• Exercise directions
Keep only those lines of the records that include the string "에테르넬".

• Data excerpts
____________________

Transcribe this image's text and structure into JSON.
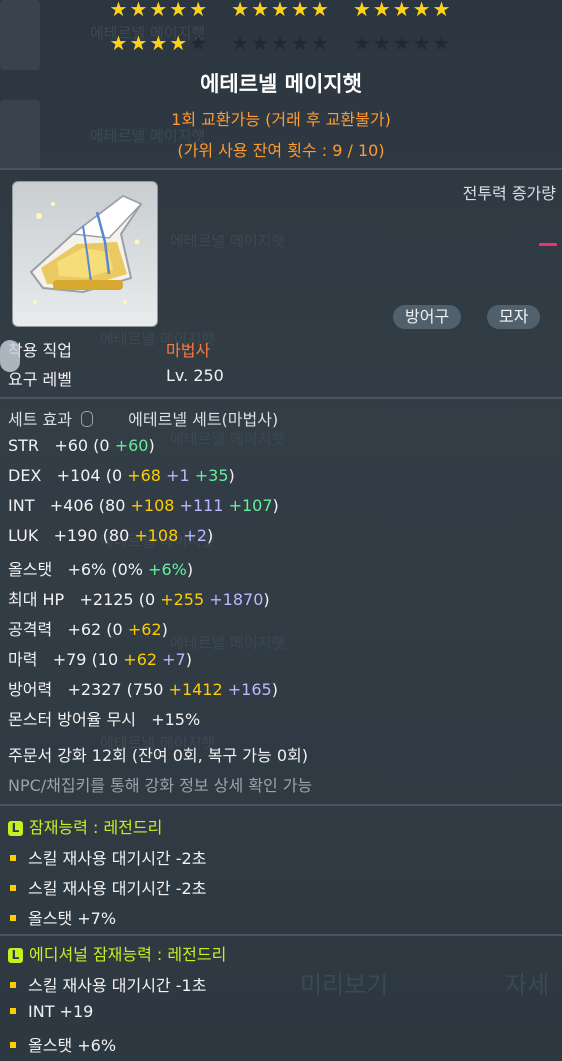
{
  "stars": {
    "row1": "★★★★★",
    "row2": "★★★★★",
    "row3": "★★★★★",
    "row4_on": "★★★★",
    "row4_off": "★",
    "row5": "★★★★★",
    "row6": "★★★★★"
  },
  "item": {
    "name": "에테르넬 메이지햇",
    "trade_line1": "1회 교환가능 (거래 후 교환불가)",
    "trade_line2": "(가위 사용 잔여 횟수 : 9 / 10)",
    "cp_label": "전투력 증가량",
    "tags": [
      "방어구",
      "모자"
    ],
    "job_label": "착용 직업",
    "job_value": "마법사",
    "level_label": "요구 레벨",
    "level_value": "Lv. 250"
  },
  "set": {
    "label": "세트 효과",
    "value": "에테르넬 세트(마법사)"
  },
  "stats": {
    "str": {
      "label": "STR",
      "total": "+60",
      "base": "(0",
      "p1": "+60",
      "close": ")"
    },
    "dex": {
      "label": "DEX",
      "total": "+104",
      "base": "(0",
      "p1": "+68",
      "p2": "+1",
      "p3": "+35",
      "close": ")"
    },
    "int": {
      "label": "INT",
      "total": "+406",
      "base": "(80",
      "p1": "+108",
      "p2": "+111",
      "p3": "+107",
      "close": ")"
    },
    "luk": {
      "label": "LUK",
      "total": "+190",
      "base": "(80",
      "p1": "+108",
      "p2": "+2",
      "close": ")"
    },
    "all": {
      "label": "올스탯",
      "total": "+6%",
      "base": "(0%",
      "p1": "+6%",
      "close": ")"
    },
    "hp": {
      "label": "최대 HP",
      "total": "+2125",
      "base": "(0",
      "p1": "+255",
      "p2": "+1870",
      "close": ")"
    },
    "atk": {
      "label": "공격력",
      "total": "+62",
      "base": "(0",
      "p1": "+62",
      "close": ")"
    },
    "mag": {
      "label": "마력",
      "total": "+79",
      "base": "(10",
      "p1": "+62",
      "p2": "+7",
      "close": ")"
    },
    "def": {
      "label": "방어력",
      "total": "+2327",
      "base": "(750",
      "p1": "+1412",
      "p2": "+165",
      "close": ")"
    },
    "ign": {
      "label": "몬스터 방어율 무시",
      "total": "+15%"
    }
  },
  "scroll": {
    "line": "주문서 강화 12회 (잔여 0회, 복구 가능 0회)",
    "note": "NPC/채집키를 통해 강화 정보 상세 확인 가능"
  },
  "potential": {
    "badge": "L",
    "title": "잠재능력 : 레전드리",
    "lines": [
      "스킬 재사용 대기시간 -2초",
      "스킬 재사용 대기시간 -2초",
      "올스탯 +7%"
    ]
  },
  "additional": {
    "badge": "L",
    "title": "에디셔널 잠재능력 : 레전드리",
    "lines": [
      "스킬 재사용 대기시간 -1초",
      "INT +19",
      "올스탯 +6%"
    ]
  },
  "background": {
    "ghost_name": "에테르넬 메이지햇",
    "ghost_preview": "미리보기",
    "ghost_detail": "자세"
  },
  "colors": {
    "star_on": "#ffd21a",
    "trade": "#ff9a2e",
    "job": "#ff7a3a",
    "yellow": "#ffcc00",
    "green": "#66ee99",
    "purple": "#b9b9ff",
    "legendary": "#c6f021"
  }
}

____________________

• Problem solution
    "name": "에테르넬 메이지햇",
    "value": "에테르넬 세트(마법사)"
    "ghost_name": "에테르넬 메이지햇",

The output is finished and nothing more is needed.